**Given instruction**. Each line containing the word "книжечки" needs to be copied.

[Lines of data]
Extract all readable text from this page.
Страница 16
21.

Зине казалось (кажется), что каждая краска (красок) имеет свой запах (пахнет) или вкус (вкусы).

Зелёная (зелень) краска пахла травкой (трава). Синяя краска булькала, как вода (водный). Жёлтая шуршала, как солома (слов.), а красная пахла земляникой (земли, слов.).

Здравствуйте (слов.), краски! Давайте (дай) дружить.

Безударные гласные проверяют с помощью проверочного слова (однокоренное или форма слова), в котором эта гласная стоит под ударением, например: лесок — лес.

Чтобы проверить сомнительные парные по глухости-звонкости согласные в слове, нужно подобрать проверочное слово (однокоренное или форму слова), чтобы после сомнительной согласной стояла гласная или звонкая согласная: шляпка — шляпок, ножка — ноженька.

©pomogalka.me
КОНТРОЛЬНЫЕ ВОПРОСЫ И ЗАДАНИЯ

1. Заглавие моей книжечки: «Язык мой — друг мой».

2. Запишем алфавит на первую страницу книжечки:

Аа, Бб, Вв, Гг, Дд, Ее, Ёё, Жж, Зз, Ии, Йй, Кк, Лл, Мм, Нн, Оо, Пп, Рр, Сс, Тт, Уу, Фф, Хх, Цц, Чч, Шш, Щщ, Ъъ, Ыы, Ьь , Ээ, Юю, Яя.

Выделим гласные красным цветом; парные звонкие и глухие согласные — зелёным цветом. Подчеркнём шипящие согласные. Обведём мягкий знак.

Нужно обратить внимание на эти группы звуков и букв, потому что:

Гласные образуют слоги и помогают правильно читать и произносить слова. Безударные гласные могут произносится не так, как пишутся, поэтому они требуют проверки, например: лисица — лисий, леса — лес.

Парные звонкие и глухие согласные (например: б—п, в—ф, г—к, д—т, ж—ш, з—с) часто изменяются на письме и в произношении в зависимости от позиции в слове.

**Expected answer**.
1. Заглавие моей книжечки: «Язык мой — друг мой».
2. Запишем алфавит на первую страницу книжечки:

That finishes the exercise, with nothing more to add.